» **Task prompt**
Check every line of the material below for "ylabel". Give the number of lines that have it, and only that.

» **Extracted material**
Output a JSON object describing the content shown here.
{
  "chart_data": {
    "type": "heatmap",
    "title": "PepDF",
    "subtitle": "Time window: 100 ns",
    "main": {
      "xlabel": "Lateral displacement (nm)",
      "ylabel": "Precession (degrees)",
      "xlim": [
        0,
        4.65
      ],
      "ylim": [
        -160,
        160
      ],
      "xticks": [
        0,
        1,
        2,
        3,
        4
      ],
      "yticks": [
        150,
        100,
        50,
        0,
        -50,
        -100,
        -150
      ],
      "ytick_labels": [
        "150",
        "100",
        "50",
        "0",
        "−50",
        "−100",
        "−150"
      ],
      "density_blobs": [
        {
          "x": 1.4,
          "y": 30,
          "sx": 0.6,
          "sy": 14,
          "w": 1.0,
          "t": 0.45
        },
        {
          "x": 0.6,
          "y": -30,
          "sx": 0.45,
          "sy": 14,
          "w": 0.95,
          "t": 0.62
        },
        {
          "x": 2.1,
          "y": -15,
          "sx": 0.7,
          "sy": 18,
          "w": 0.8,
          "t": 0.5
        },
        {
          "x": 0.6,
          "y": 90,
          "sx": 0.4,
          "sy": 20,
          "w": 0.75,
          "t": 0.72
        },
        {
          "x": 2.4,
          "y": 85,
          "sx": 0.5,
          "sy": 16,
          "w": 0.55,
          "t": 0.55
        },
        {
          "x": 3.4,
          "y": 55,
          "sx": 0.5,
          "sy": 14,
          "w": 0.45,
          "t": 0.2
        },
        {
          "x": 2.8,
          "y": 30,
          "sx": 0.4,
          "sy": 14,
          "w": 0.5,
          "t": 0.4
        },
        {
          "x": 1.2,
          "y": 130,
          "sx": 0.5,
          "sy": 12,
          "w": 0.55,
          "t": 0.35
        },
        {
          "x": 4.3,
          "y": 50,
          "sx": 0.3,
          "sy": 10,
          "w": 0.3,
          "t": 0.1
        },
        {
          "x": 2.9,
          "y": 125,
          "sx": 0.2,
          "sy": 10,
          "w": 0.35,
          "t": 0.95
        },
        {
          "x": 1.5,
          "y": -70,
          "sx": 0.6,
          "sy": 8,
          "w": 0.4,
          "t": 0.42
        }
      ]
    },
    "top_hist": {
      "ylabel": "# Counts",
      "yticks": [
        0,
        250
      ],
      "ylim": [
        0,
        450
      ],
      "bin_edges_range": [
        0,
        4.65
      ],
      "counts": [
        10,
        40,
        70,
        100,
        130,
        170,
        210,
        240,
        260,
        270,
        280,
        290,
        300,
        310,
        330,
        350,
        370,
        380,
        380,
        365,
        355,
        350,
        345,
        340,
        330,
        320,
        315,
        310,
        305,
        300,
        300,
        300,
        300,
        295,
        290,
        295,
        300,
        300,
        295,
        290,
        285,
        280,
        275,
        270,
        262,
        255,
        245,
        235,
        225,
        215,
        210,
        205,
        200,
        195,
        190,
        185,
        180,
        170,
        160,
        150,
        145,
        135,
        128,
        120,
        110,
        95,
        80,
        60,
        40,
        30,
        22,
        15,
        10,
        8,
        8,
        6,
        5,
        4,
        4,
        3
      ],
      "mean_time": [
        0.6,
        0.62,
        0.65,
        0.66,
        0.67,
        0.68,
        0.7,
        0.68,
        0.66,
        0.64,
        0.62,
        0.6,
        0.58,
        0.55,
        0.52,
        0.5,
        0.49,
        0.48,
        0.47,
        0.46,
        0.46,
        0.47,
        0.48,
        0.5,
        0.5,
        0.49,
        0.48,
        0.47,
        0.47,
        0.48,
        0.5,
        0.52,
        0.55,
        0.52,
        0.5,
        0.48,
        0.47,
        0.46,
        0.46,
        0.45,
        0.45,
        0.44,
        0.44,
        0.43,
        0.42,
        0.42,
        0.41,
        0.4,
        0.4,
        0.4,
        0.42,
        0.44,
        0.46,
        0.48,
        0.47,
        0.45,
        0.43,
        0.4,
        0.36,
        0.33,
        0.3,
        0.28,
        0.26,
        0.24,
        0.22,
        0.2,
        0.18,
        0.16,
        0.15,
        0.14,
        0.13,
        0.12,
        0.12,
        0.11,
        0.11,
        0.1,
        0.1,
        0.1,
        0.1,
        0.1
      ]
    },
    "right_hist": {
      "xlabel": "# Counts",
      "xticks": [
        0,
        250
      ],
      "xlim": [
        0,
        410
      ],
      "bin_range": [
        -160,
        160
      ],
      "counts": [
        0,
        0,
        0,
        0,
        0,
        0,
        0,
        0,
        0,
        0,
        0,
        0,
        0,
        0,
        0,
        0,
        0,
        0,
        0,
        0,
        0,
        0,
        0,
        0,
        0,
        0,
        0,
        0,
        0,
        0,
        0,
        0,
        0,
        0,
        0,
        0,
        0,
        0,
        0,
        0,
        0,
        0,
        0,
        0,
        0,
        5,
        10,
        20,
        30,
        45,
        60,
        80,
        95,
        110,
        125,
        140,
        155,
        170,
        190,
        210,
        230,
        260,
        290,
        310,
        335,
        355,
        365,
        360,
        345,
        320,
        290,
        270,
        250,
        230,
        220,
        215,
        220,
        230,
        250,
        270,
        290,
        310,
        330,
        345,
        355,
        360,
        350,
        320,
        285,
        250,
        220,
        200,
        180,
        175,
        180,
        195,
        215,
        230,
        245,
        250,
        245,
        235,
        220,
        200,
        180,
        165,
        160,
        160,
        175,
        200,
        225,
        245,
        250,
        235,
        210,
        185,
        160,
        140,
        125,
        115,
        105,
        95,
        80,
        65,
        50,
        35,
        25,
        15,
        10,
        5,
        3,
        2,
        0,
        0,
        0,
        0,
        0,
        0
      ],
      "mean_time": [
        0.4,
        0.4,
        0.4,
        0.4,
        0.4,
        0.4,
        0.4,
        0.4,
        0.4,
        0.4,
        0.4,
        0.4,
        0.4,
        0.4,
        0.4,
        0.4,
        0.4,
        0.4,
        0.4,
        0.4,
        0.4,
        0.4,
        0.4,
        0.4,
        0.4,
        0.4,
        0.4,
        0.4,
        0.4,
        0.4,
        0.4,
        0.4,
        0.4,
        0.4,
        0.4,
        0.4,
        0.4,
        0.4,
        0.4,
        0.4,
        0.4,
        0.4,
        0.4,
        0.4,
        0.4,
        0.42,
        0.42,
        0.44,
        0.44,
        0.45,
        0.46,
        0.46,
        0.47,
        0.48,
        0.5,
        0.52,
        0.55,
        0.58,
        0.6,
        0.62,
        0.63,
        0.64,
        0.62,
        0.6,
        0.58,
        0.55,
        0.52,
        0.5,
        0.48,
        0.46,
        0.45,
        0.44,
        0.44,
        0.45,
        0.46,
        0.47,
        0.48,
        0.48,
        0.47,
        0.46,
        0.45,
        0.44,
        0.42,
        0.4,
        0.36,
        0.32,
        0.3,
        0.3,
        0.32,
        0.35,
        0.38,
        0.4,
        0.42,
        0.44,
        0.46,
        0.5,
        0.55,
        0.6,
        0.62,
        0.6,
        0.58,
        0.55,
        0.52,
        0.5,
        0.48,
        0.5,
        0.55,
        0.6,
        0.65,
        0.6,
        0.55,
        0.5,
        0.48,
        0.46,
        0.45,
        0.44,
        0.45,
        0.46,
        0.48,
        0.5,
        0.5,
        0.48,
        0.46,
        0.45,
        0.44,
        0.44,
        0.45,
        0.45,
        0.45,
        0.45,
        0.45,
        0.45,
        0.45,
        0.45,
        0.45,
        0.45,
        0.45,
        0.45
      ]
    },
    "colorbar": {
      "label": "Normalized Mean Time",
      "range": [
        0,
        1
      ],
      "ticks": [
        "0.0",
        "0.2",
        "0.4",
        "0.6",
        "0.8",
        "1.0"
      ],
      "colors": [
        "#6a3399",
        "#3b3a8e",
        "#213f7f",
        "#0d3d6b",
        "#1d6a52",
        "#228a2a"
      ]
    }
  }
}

» **Result**
2